## start
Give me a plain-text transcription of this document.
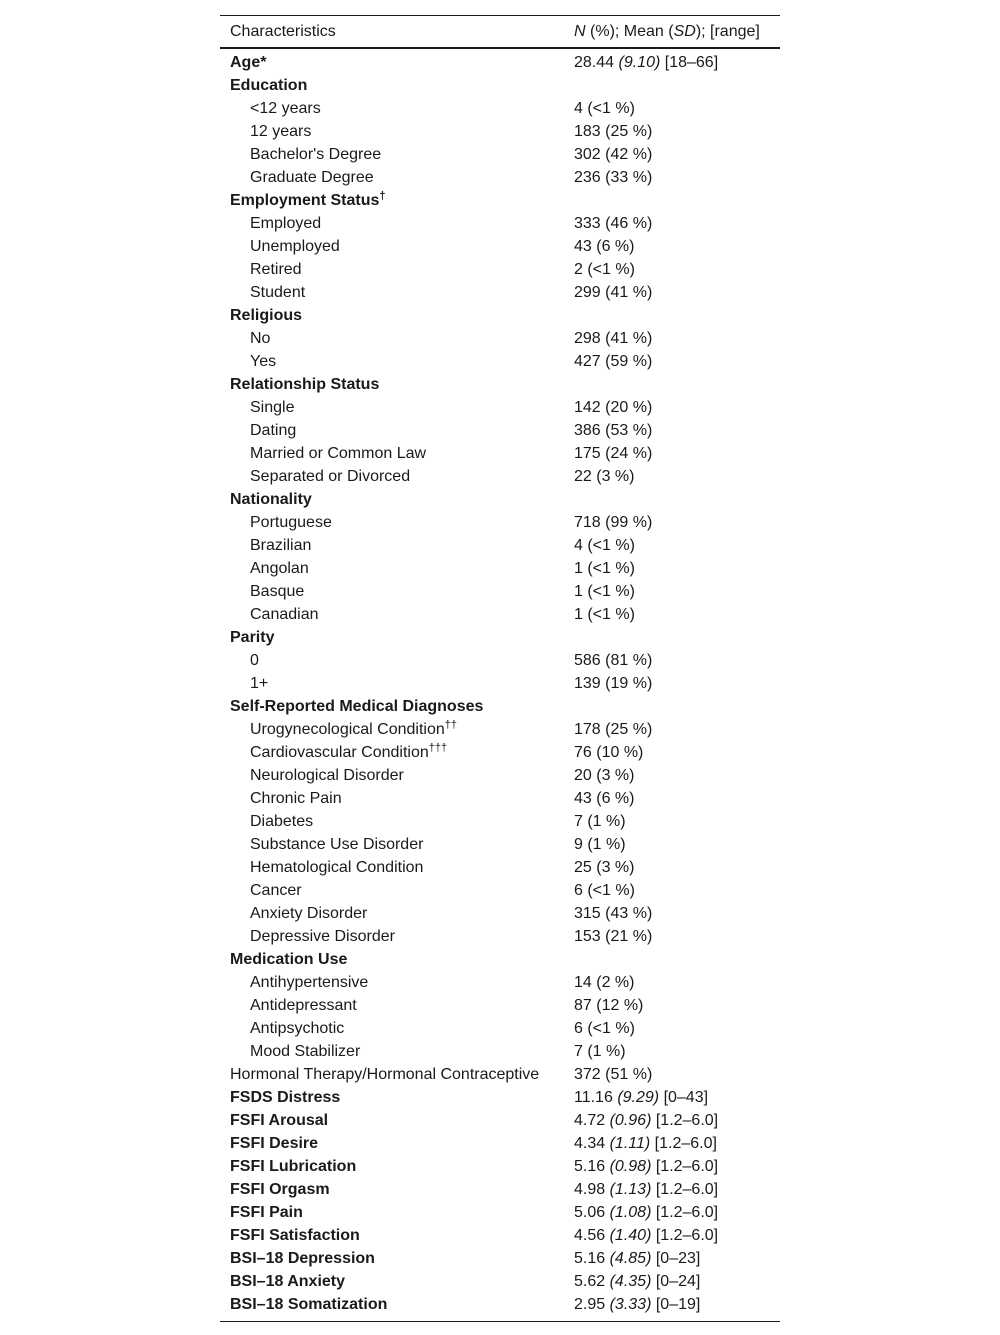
Characteristics	N (%); Mean (SD); [range]
Age*	28.44 (9.10) [18–66]
Education
<12 years	4 (<1 %)
12 years	183 (25 %)
Bachelor's Degree	302 (42 %)
Graduate Degree	236 (33 %)
Employment Status†
Employed	333 (46 %)
Unemployed	43 (6 %)
Retired	2 (<1 %)
Student	299 (41 %)
Religious
No	298 (41 %)
Yes	427 (59 %)
Relationship Status
Single	142 (20 %)
Dating	386 (53 %)
Married or Common Law	175 (24 %)
Separated or Divorced	22 (3 %)
Nationality
Portuguese	718 (99 %)
Brazilian	4 (<1 %)
Angolan	1 (<1 %)
Basque	1 (<1 %)
Canadian	1 (<1 %)
Parity
0	586 (81 %)
1+	139 (19 %)
Self-Reported Medical Diagnoses
Urogynecological Condition††	178 (25 %)
Cardiovascular Condition†††	76 (10 %)
Neurological Disorder	20 (3 %)
Chronic Pain	43 (6 %)
Diabetes	7 (1 %)
Substance Use Disorder	9 (1 %)
Hematological Condition	25 (3 %)
Cancer	6 (<1 %)
Anxiety Disorder	315 (43 %)
Depressive Disorder	153 (21 %)
Medication Use
Antihypertensive	14 (2 %)
Antidepressant	87 (12 %)
Antipsychotic	6 (<1 %)
Mood Stabilizer	7 (1 %)
Hormonal Therapy/Hormonal Contraceptive	372 (51 %)
FSDS Distress	11.16 (9.29) [0–43]
FSFI Arousal	4.72 (0.96) [1.2–6.0]
FSFI Desire	4.34 (1.11) [1.2–6.0]
FSFI Lubrication	5.16 (0.98) [1.2–6.0]
FSFI Orgasm	4.98 (1.13) [1.2–6.0]
FSFI Pain	5.06 (1.08) [1.2–6.0]
FSFI Satisfaction	4.56 (1.40) [1.2–6.0]
BSI–18 Depression	5.16 (4.85) [0–23]
BSI–18 Anxiety	5.62 (4.35) [0–24]
BSI–18 Somatization	2.95 (3.33) [0–19]
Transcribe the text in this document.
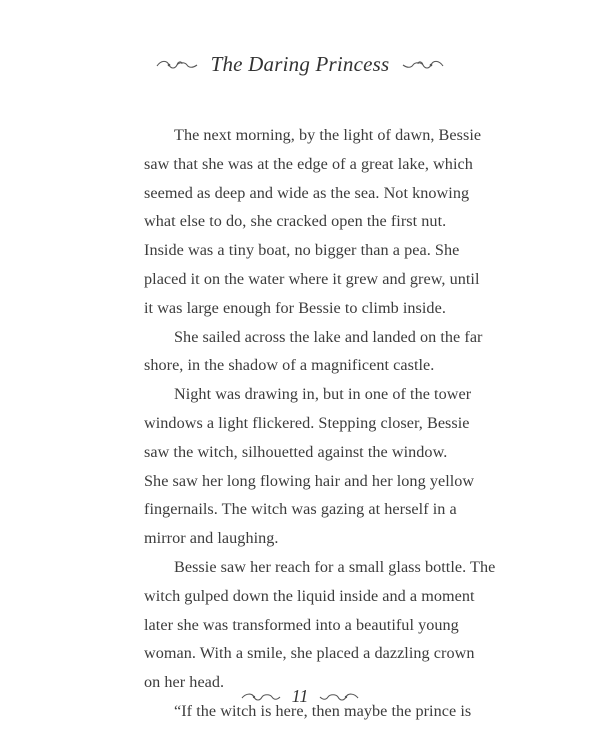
The Daring Princess
The next morning, by the light of dawn, Bessie
saw that she was at the edge of a great lake, which
seemed as deep and wide as the sea. Not knowing
what else to do, she cracked open the first nut.
Inside was a tiny boat, no bigger than a pea. She
placed it on the water where it grew and grew, until
it was large enough for Bessie to climb inside.
She sailed across the lake and landed on the far
shore, in the shadow of a magnificent castle.
Night was drawing in, but in one of the tower
windows a light flickered. Stepping closer, Bessie
saw the witch, silhouetted against the window.
She saw her long flowing hair and her long yellow
fingernails. The witch was gazing at herself in a
mirror and laughing.
Bessie saw her reach for a small glass bottle. The
witch gulped down the liquid inside and a moment
later she was transformed into a beautiful young
woman. With a smile, she placed a dazzling crown
on her head.
“If the witch is here, then maybe the prince is
11
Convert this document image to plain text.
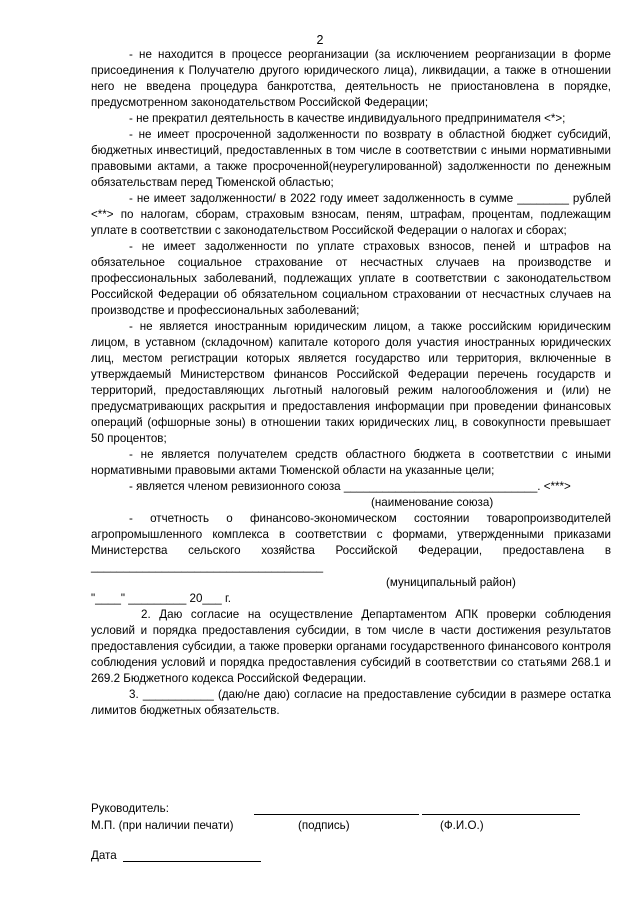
2

- не находится в процессе реорганизации (за исключением реорганизации в форме присоединения к Получателю другого юридического лица), ликвидации, а также в отношении него не введена процедура банкротства, деятельность не приостановлена в порядке, предусмотренном законодательством Российской Федерации;

- не прекратил деятельность в качестве индивидуального предпринимателя <*>;

- не имеет просроченной задолженности по возврату в областной бюджет субсидий, бюджетных инвестиций, предоставленных в том числе в соответствии с иными нормативными правовыми актами, а также просроченной(неурегулированной) задолженности по денежным обязательствам перед Тюменской областью;

- не имеет задолженности/ в 2022 году имеет задолженность в сумме ________ рублей <**> по налогам, сборам, страховым взносам, пеням, штрафам, процентам, подлежащим уплате в соответствии с законодательством Российской Федерации о налогах и сборах;

- не имеет задолженности по уплате страховых взносов, пеней и штрафов на обязательное социальное страхование от несчастных случаев на производстве и профессиональных заболеваний, подлежащих уплате в соответствии с законодательством Российской Федерации об обязательном социальном страховании от несчастных случаев на производстве и профессиональных заболеваний;

- не является иностранным юридическим лицом, а также российским юридическим лицом, в уставном (складочном) капитале которого доля участия иностранных юридических лиц, местом регистрации которых является государство или территория, включенные в утверждаемый Министерством финансов Российской Федерации перечень государств и территорий, предоставляющих льготный налоговый режим налогообложения и (или) не предусматривающих раскрытия и предоставления информации при проведении финансовых операций (офшорные зоны) в отношении таких юридических лиц, в совокупности превышает 50 процентов;

- не является получателем средств областного бюджета в соответствии с иными нормативными правовыми актами Тюменской области на указанные цели;

- является членом ревизионного союза ______________________________. <***>

(наименование союза)

- отчетность о финансово-экономическом состоянии товаропроизводителей агропромышленного комплекса в соответствии с формами, утвержденными приказами Министерства сельского хозяйства Российской Федерации, предоставлена в ____________________________________

(муниципальный район)

"____" _________ 20___ г.

2. Даю согласие на осуществление Департаментом АПК проверки соблюдения условий и порядка предоставления субсидии, в том числе в части достижения результатов предоставления субсидии, а также проверки органами государственного финансового контроля соблюдения условий и порядка предоставления субсидий в соответствии со статьями 268.1 и 269.2 Бюджетного кодекса Российской Федерации.

3. ___________ (даю/не даю) согласие на предоставление субсидии в размере остатка лимитов бюджетных обязательств.

Руководитель:
М.П. (при наличии печати)	(подпись)	(Ф.И.О.)
Дата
## end
### [Requirement]
For this exercise, gather every line of the data that contains the word "plain".

### [Answer to this exercise]
Give me a plain-text transcription of this document.
Convert this document image to plain text.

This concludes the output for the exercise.